[Dataset records]
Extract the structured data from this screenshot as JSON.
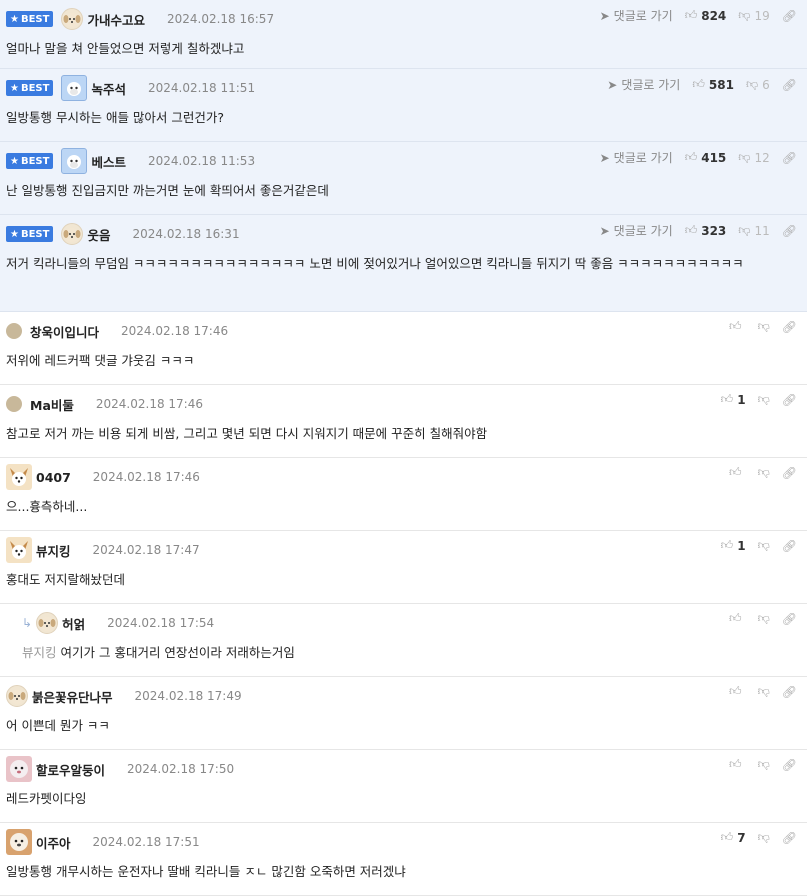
{
  "best_label": "BEST",
  "reply_link_label": "댓글로 가기",
  "comments": [
    {
      "type": "best",
      "nick": "가내수고요",
      "date": "2024.02.18 16:57",
      "text": "얼마나 말을 쳐 안들었으면 저렇게 칠하겠냐고",
      "up": "824",
      "down": "19",
      "avatar": "puppy"
    },
    {
      "type": "best",
      "nick": "녹주석",
      "date": "2024.02.18 11:51",
      "text": "일방통행 무시하는 애들 많아서 그런건가?",
      "up": "581",
      "down": "6",
      "avatar": "blue"
    },
    {
      "type": "best",
      "nick": "베스트",
      "date": "2024.02.18 11:53",
      "text": "난 일방통행 진입금지만 까는거면 눈에 확띄어서 좋은거같은데",
      "up": "415",
      "down": "12",
      "avatar": "blue"
    },
    {
      "type": "best",
      "nick": "웃음",
      "date": "2024.02.18 16:31",
      "text": "저거 킥라니들의 무덤임 ㅋㅋㅋㅋㅋㅋㅋㅋㅋㅋㅋㅋㅋㅋㅋ 노면 비에 젖어있거나 얼어있으면 킥라니들 뒤지기 딱 좋음 ㅋㅋㅋㅋㅋㅋㅋㅋㅋㅋㅋ",
      "up": "323",
      "down": "11",
      "avatar": "puppy"
    },
    {
      "type": "normal",
      "nick": "창욱이입니다",
      "date": "2024.02.18 17:46",
      "text": "저위에 레드커팩 댓글 갸웃김 ㅋㅋㅋ",
      "up": "",
      "down": "",
      "avatar": "dot"
    },
    {
      "type": "normal",
      "nick": "Ma비둘",
      "date": "2024.02.18 17:46",
      "text": "참고로 저거 까는 비용 되게 비쌈, 그리고 몇년 되면 다시 지워지기 때문에 꾸준히 칠해줘야함",
      "up": "1",
      "down": "",
      "avatar": "dot"
    },
    {
      "type": "normal",
      "nick": "0407",
      "date": "2024.02.18 17:46",
      "text": "으...흉측하네...",
      "up": "",
      "down": "",
      "avatar": "dog"
    },
    {
      "type": "normal",
      "nick": "뷰지킹",
      "date": "2024.02.18 17:47",
      "text": "홍대도 저지랄해놨던데",
      "up": "1",
      "down": "",
      "avatar": "dog"
    },
    {
      "type": "reply",
      "nick": "허얽",
      "date": "2024.02.18 17:54",
      "mention": "뷰지킹",
      "text": "여기가 그 홍대거리 연장선이라 저래하는거임",
      "up": "",
      "down": "",
      "avatar": "puppy"
    },
    {
      "type": "normal",
      "nick": "붉은꽃유단나무",
      "date": "2024.02.18 17:49",
      "text": "어 이쁜데 뭔가 ㅋㅋ",
      "up": "",
      "down": "",
      "avatar": "puppy"
    },
    {
      "type": "normal",
      "nick": "할로우알둥이",
      "date": "2024.02.18 17:50",
      "text": "레드카펫이다잉",
      "up": "",
      "down": "",
      "avatar": "pink"
    },
    {
      "type": "normal",
      "nick": "이주아",
      "date": "2024.02.18 17:51",
      "text": "일방통행 개무시하는 운전자나 딸배 킥라니들 ㅈㄴ 많긴함 오죽하면 저러겠냐",
      "up": "7",
      "down": "",
      "avatar": "brown"
    }
  ]
}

→ Problem statement
Extract all lines that hold the word "일방통행".

→ The reply
      "text": "일방통행 무시하는 애들 많아서 그런건가?",
      "text": "난 일방통행 진입금지만 까는거면 눈에 확띄어서 좋은거같은데",
      "text": "일방통행 개무시하는 운전자나 딸배 킥라니들 ㅈㄴ 많긴함 오죽하면 저러겠냐",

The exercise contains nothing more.